Data records:
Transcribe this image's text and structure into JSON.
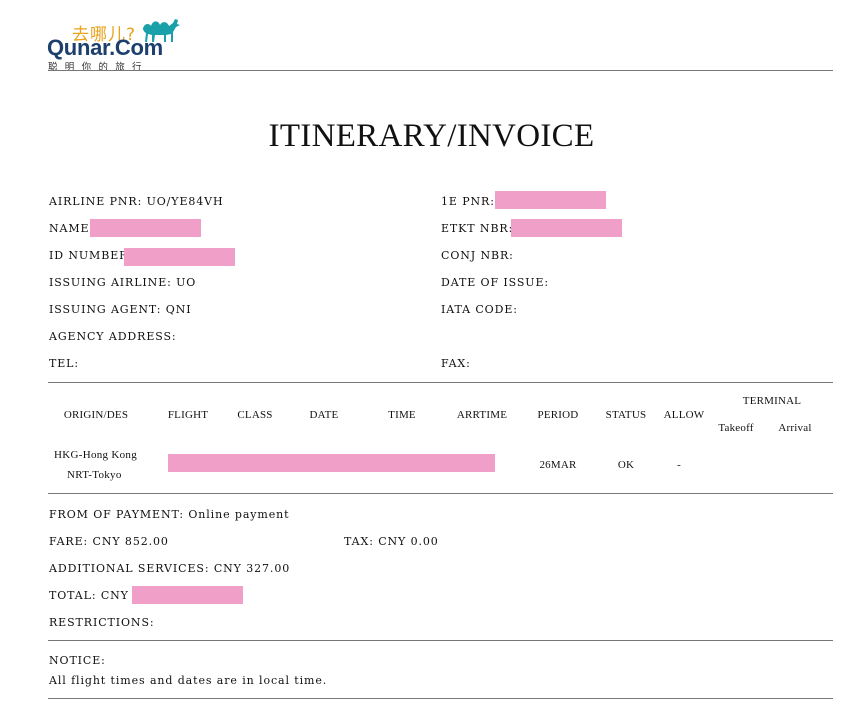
{
  "header": {
    "logo_cn": "去哪儿?",
    "logo_brand": "Qunar.Com",
    "logo_slogan": "聪明你的旅行"
  },
  "title": "ITINERARY/INVOICE",
  "info": {
    "airline_pnr": "AIRLINE PNR: UO/YE84VH",
    "name": "NAME:",
    "id_number": "ID NUMBER:",
    "issuing_airline": "ISSUING AIRLINE: UO",
    "issuing_agent": "ISSUING AGENT: QNI",
    "agency_address": "AGENCY ADDRESS:",
    "tel": "TEL:",
    "pnr_1e": "1E PNR: I",
    "etkt_nbr": "ETKT NBR:",
    "conj_nbr": "CONJ NBR:",
    "date_of_issue": "DATE OF ISSUE:",
    "iata_code": "IATA CODE:",
    "fax": "FAX:"
  },
  "table": {
    "headers": {
      "origin": "ORIGIN/DES",
      "flight": "FLIGHT",
      "class": "CLASS",
      "date": "DATE",
      "time": "TIME",
      "arrtime": "ARRTIME",
      "period": "PERIOD",
      "status": "STATUS",
      "allow": "ALLOW",
      "terminal": "TERMINAL",
      "takeoff": "Takeoff",
      "arrival": "Arrival"
    },
    "row": {
      "origin": "HKG-Hong Kong",
      "destination": "NRT-Tokyo",
      "period": "26MAR",
      "status": "OK",
      "allow": "-"
    }
  },
  "payment": {
    "form": "FROM OF PAYMENT: Online payment",
    "fare": "FARE: CNY 852.00",
    "tax": "TAX: CNY 0.00",
    "additional": "ADDITIONAL SERVICES: CNY 327.00",
    "total": "TOTAL: CNY",
    "restrictions": "RESTRICTIONS:"
  },
  "notice": {
    "label": "NOTICE:",
    "text": "All flight times and dates are in local time."
  },
  "colors": {
    "redaction": "#f0a0c8",
    "brand_blue": "#1d3f6e",
    "brand_orange": "#e8a21c",
    "camel_teal": "#1aa0a8"
  }
}
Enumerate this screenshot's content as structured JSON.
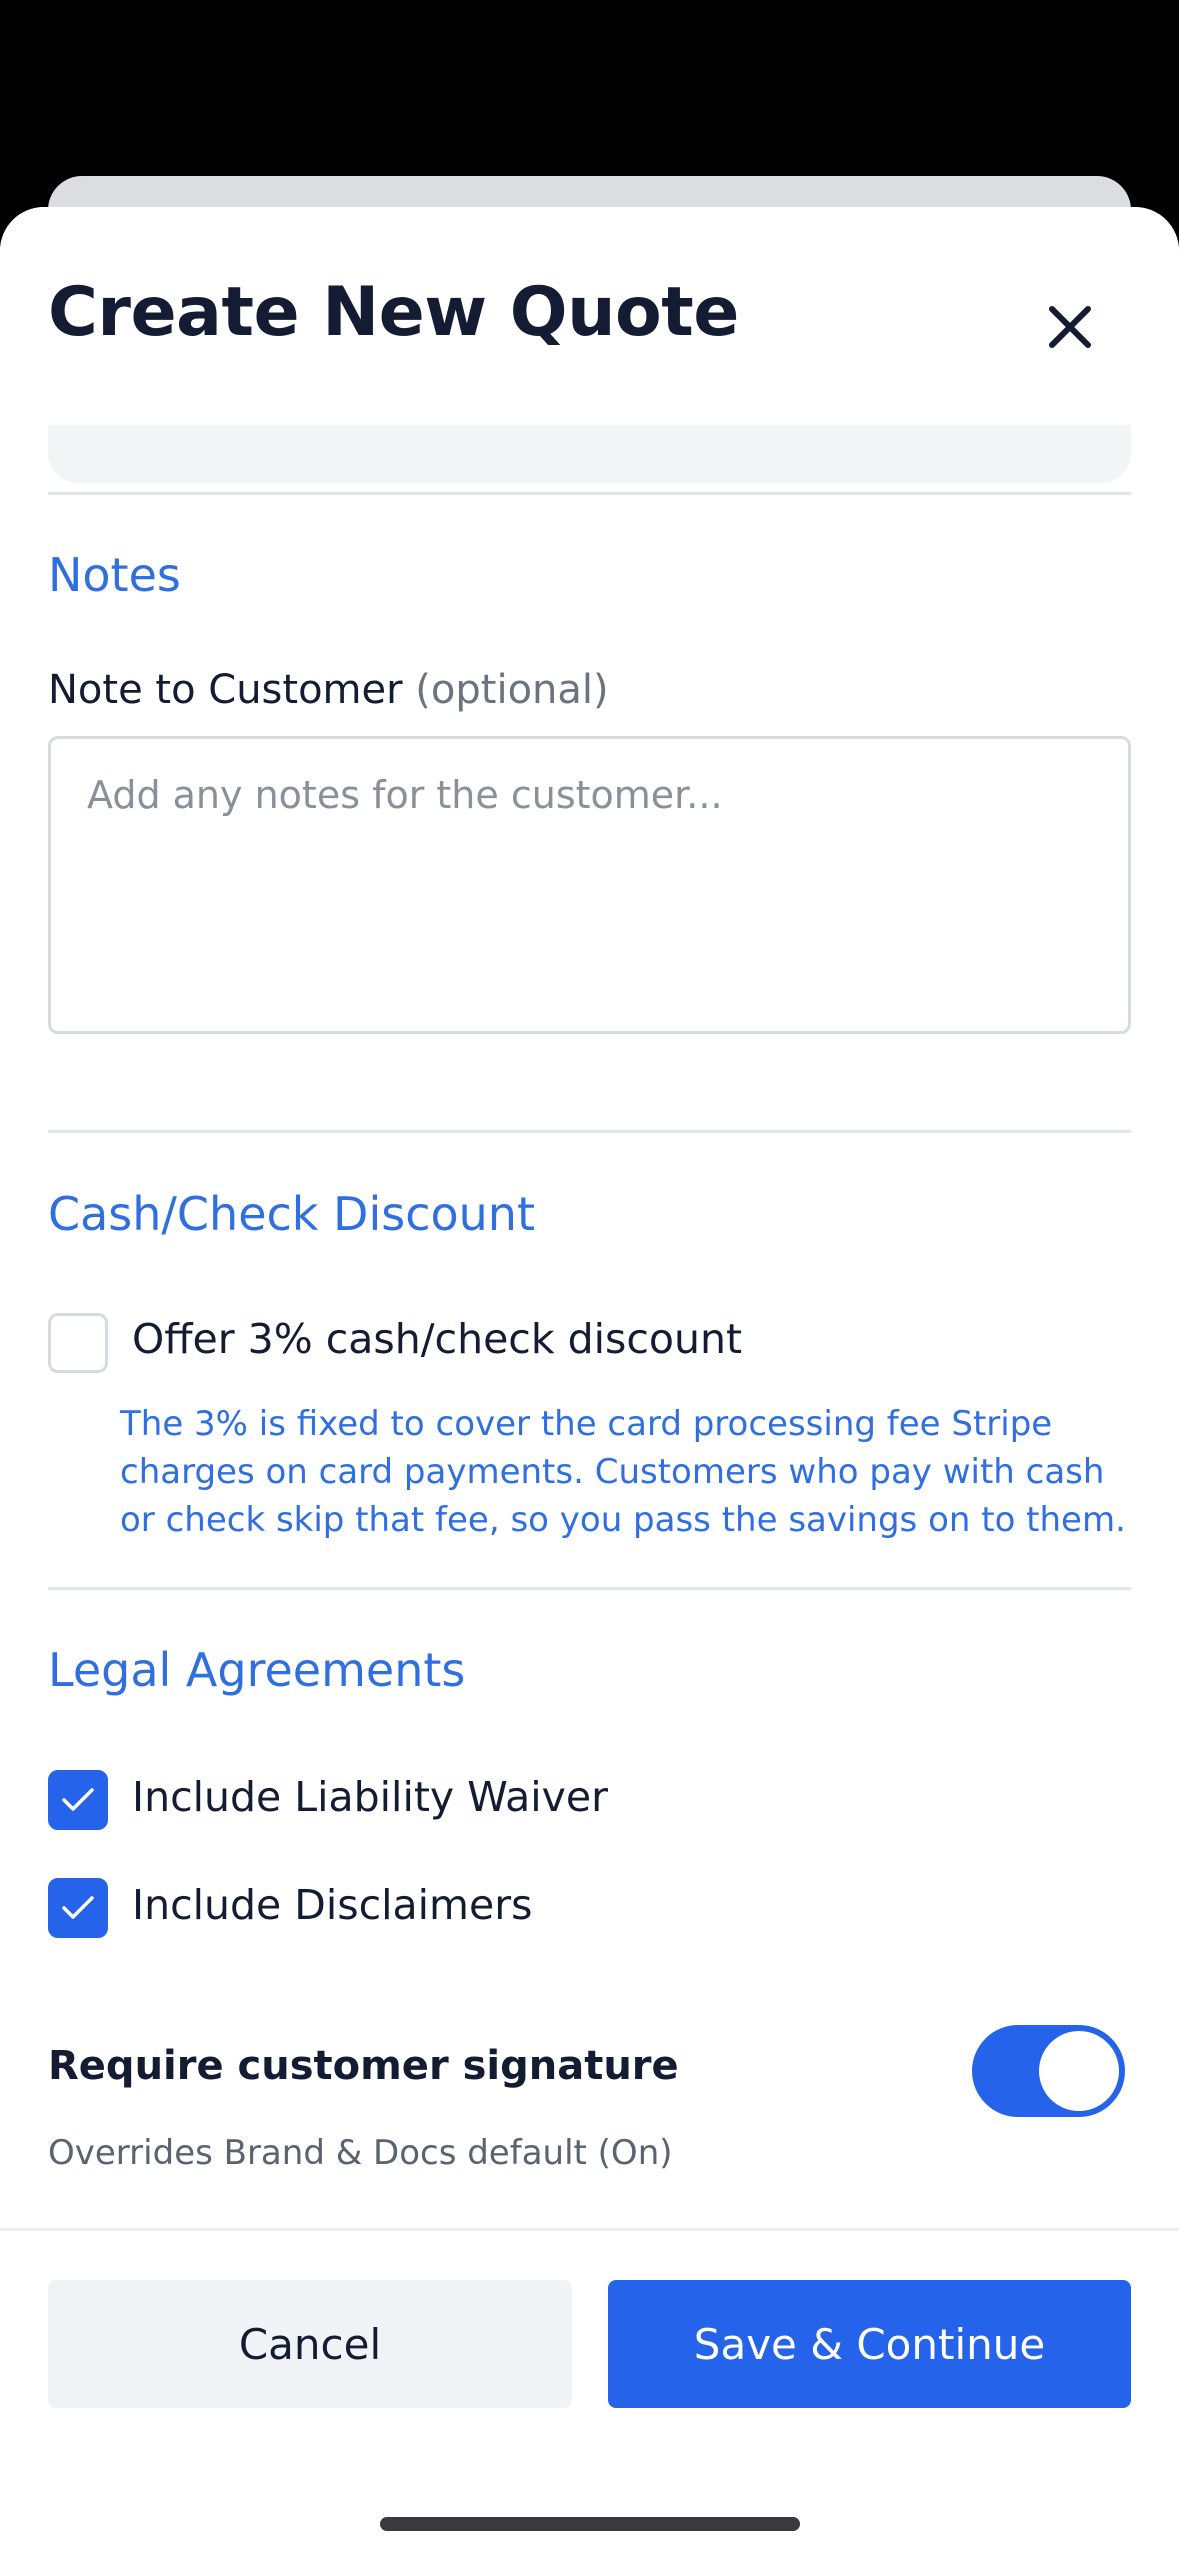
{
  "sheet": {
    "title": "Create New Quote"
  },
  "notes": {
    "section_title": "Notes",
    "field_label": "Note to Customer",
    "field_optional": "(optional)",
    "value": "",
    "placeholder": "Add any notes for the customer..."
  },
  "discount": {
    "section_title": "Cash/Check Discount",
    "checkbox_label": "Offer 3% cash/check discount",
    "checked": false,
    "help_text": "The 3% is fixed to cover the card processing fee Stripe charges on card payments. Customers who pay with cash or check skip that fee, so you pass the savings on to them."
  },
  "legal": {
    "section_title": "Legal Agreements",
    "items": [
      {
        "label": "Include Liability Waiver",
        "checked": true
      },
      {
        "label": "Include Disclaimers",
        "checked": true
      }
    ]
  },
  "signature": {
    "title": "Require customer signature",
    "subtitle": "Overrides Brand & Docs default (On)",
    "enabled": true
  },
  "footer": {
    "cancel_label": "Cancel",
    "save_label": "Save & Continue"
  },
  "colors": {
    "accent": "#2563eb",
    "section_title": "#2f6fe0",
    "text_primary": "#131c33"
  },
  "icons": {
    "close": "close-icon",
    "check": "checkmark-icon"
  }
}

**Work to do:** Skip the pictures and transcribe the rest of the records exactly.

**Result of this task:**
Transcribe this image's text and structure into JSON.
{
  "header": {
    "logo_cn": "去哪儿?",
    "logo_brand": "Qunar.Com",
    "logo_slogan": "聪明你的旅行"
  },
  "title": "ITINERARY/INVOICE",
  "info": {
    "airline_pnr": "AIRLINE PNR: UO/YE84VH",
    "name": "NAME:",
    "id_number": "ID NUMBER:",
    "issuing_airline": "ISSUING AIRLINE: UO",
    "issuing_agent": "ISSUING AGENT: QNI",
    "agency_address": "AGENCY ADDRESS:",
    "tel": "TEL:",
    "pnr_1e": "1E PNR: I",
    "etkt_nbr": "ETKT NBR:",
    "conj_nbr": "CONJ NBR:",
    "date_of_issue": "DATE OF ISSUE:",
    "iata_code": "IATA CODE:",
    "fax": "FAX:"
  },
  "table": {
    "headers": {
      "origin": "ORIGIN/DES",
      "flight": "FLIGHT",
      "class": "CLASS",
      "date": "DATE",
      "time": "TIME",
      "arrtime": "ARRTIME",
      "period": "PERIOD",
      "status": "STATUS",
      "allow": "ALLOW",
      "terminal": "TERMINAL",
      "takeoff": "Takeoff",
      "arrival": "Arrival"
    },
    "row": {
      "origin": "HKG-Hong Kong",
      "destination": "NRT-Tokyo",
      "period": "26MAR",
      "status": "OK",
      "allow": "-"
    }
  },
  "payment": {
    "form": "FROM OF PAYMENT: Online payment",
    "fare": "FARE: CNY 852.00",
    "tax": "TAX: CNY 0.00",
    "additional": "ADDITIONAL SERVICES: CNY 327.00",
    "total": "TOTAL: CNY",
    "restrictions": "RESTRICTIONS:"
  },
  "notice": {
    "label": "NOTICE:",
    "text": "All flight times and dates are in local time."
  },
  "colors": {
    "redaction": "#f0a0c8",
    "brand_blue": "#1d3f6e",
    "brand_orange": "#e8a21c",
    "camel_teal": "#1aa0a8"
  }
}
Enumerate this screenshot's content as structured JSON.
{
  "sheet": {
    "title": "Create New Quote"
  },
  "notes": {
    "section_title": "Notes",
    "field_label": "Note to Customer",
    "field_optional": "(optional)",
    "value": "",
    "placeholder": "Add any notes for the customer..."
  },
  "discount": {
    "section_title": "Cash/Check Discount",
    "checkbox_label": "Offer 3% cash/check discount",
    "checked": false,
    "help_text": "The 3% is fixed to cover the card processing fee Stripe charges on card payments. Customers who pay with cash or check skip that fee, so you pass the savings on to them."
  },
  "legal": {
    "section_title": "Legal Agreements",
    "items": [
      {
        "label": "Include Liability Waiver",
        "checked": true
      },
      {
        "label": "Include Disclaimers",
        "checked": true
      }
    ]
  },
  "signature": {
    "title": "Require customer signature",
    "subtitle": "Overrides Brand & Docs default (On)",
    "enabled": true
  },
  "footer": {
    "cancel_label": "Cancel",
    "save_label": "Save & Continue"
  },
  "colors": {
    "accent": "#2563eb",
    "section_title": "#2f6fe0",
    "text_primary": "#131c33"
  },
  "icons": {
    "close": "close-icon",
    "check": "checkmark-icon"
  }
}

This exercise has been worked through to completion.